Task data:
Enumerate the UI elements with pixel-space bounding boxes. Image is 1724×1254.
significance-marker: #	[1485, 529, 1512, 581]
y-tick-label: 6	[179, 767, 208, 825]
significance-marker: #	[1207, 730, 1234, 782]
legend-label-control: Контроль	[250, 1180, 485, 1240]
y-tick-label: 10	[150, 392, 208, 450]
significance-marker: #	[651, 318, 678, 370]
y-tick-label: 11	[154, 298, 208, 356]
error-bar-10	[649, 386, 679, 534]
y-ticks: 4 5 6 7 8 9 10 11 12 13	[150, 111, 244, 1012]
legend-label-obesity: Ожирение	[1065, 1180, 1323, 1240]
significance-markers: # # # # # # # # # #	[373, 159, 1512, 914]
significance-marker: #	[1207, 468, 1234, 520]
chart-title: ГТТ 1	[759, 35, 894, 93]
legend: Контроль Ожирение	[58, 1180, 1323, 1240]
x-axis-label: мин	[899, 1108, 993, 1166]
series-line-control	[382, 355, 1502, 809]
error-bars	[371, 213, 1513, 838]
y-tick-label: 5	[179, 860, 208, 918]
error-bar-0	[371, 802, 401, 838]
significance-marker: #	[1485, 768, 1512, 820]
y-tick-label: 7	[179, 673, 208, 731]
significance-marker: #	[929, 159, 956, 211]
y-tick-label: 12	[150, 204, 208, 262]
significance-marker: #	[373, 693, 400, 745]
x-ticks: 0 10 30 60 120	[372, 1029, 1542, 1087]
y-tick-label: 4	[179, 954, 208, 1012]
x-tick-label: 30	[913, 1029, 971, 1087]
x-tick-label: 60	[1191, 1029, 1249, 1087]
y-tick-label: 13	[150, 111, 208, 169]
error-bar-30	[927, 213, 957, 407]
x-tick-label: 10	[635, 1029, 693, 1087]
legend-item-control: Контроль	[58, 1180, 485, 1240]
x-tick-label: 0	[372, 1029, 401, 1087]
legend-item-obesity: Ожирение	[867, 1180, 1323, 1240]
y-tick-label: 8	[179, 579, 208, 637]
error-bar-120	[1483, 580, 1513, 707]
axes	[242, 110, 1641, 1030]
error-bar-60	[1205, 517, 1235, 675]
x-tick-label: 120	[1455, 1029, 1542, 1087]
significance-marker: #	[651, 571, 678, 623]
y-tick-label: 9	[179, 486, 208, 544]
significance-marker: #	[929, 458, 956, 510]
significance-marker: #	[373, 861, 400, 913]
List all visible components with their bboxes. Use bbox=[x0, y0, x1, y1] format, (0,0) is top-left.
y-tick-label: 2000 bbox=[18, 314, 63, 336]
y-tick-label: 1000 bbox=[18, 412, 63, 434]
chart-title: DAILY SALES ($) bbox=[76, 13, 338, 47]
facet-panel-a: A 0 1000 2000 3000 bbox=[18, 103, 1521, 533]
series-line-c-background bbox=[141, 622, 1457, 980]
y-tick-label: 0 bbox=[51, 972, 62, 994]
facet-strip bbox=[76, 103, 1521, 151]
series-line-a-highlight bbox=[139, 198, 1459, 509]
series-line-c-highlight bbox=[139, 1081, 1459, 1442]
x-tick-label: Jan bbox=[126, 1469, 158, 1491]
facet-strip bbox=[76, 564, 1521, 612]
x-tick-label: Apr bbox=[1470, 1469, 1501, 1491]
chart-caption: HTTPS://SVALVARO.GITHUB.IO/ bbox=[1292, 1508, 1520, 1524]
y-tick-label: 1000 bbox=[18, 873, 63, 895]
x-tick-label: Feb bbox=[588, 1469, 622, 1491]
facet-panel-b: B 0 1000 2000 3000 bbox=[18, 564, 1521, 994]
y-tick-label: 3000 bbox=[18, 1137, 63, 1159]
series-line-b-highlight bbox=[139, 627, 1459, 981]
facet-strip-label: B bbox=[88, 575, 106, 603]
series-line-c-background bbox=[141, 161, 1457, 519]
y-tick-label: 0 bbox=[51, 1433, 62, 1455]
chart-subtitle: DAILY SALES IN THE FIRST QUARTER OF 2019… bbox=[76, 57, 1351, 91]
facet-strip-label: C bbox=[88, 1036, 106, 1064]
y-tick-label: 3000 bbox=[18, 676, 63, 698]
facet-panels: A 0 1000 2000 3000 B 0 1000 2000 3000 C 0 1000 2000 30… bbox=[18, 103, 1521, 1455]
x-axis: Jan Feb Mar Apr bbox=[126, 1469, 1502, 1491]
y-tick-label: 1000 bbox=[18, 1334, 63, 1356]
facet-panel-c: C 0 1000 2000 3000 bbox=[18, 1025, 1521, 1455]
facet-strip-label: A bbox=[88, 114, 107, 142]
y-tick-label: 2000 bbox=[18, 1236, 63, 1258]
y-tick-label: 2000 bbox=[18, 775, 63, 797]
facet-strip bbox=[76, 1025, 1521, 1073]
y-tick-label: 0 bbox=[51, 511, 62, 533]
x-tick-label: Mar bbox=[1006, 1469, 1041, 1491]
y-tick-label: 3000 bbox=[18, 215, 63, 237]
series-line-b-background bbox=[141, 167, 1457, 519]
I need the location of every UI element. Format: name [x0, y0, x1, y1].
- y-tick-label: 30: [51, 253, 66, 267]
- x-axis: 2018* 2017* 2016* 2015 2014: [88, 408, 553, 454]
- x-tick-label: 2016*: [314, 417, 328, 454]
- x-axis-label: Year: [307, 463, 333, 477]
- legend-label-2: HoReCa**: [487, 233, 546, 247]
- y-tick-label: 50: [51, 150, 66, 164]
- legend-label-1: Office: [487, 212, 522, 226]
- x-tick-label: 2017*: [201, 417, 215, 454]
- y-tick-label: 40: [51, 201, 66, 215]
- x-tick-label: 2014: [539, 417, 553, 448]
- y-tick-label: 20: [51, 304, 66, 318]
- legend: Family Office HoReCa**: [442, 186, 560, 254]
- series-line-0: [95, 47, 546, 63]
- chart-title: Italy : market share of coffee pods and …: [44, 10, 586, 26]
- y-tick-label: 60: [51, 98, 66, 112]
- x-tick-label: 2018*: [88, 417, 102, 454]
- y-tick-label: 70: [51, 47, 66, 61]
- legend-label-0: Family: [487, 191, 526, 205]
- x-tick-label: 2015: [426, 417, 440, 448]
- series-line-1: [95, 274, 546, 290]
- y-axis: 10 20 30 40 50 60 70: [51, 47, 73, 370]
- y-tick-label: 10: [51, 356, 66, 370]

Exercise details:
Extract the stretch of the material from its start through the line that contains "1029, 971, 1087]", and give those lines back with nothing altered.

Written response:
Enumerate the UI elements with pixel-space bounding boxes. Image is 1724×1254.
significance-marker: #	[1485, 529, 1512, 581]
y-tick-label: 6	[179, 767, 208, 825]
significance-marker: #	[1207, 730, 1234, 782]
legend-label-control: Контроль	[250, 1180, 485, 1240]
y-tick-label: 10	[150, 392, 208, 450]
significance-marker: #	[651, 318, 678, 370]
y-tick-label: 11	[154, 298, 208, 356]
error-bar-10	[649, 386, 679, 534]
y-ticks: 4 5 6 7 8 9 10 11 12 13	[150, 111, 244, 1012]
legend-label-obesity: Ожирение	[1065, 1180, 1323, 1240]
significance-markers: # # # # # # # # # #	[373, 159, 1512, 914]
significance-marker: #	[1207, 468, 1234, 520]
chart-title: ГТТ 1	[759, 35, 894, 93]
legend: Контроль Ожирение	[58, 1180, 1323, 1240]
x-axis-label: мин	[899, 1108, 993, 1166]
series-line-control	[382, 355, 1502, 809]
error-bars	[371, 213, 1513, 838]
y-tick-label: 5	[179, 860, 208, 918]
error-bar-0	[371, 802, 401, 838]
significance-marker: #	[1485, 768, 1512, 820]
y-tick-label: 7	[179, 673, 208, 731]
significance-marker: #	[929, 159, 956, 211]
y-tick-label: 12	[150, 204, 208, 262]
significance-marker: #	[373, 693, 400, 745]
x-ticks: 0 10 30 60 120	[372, 1029, 1542, 1087]
y-tick-label: 4	[179, 954, 208, 1012]
x-tick-label: 30	[913, 1029, 971, 1087]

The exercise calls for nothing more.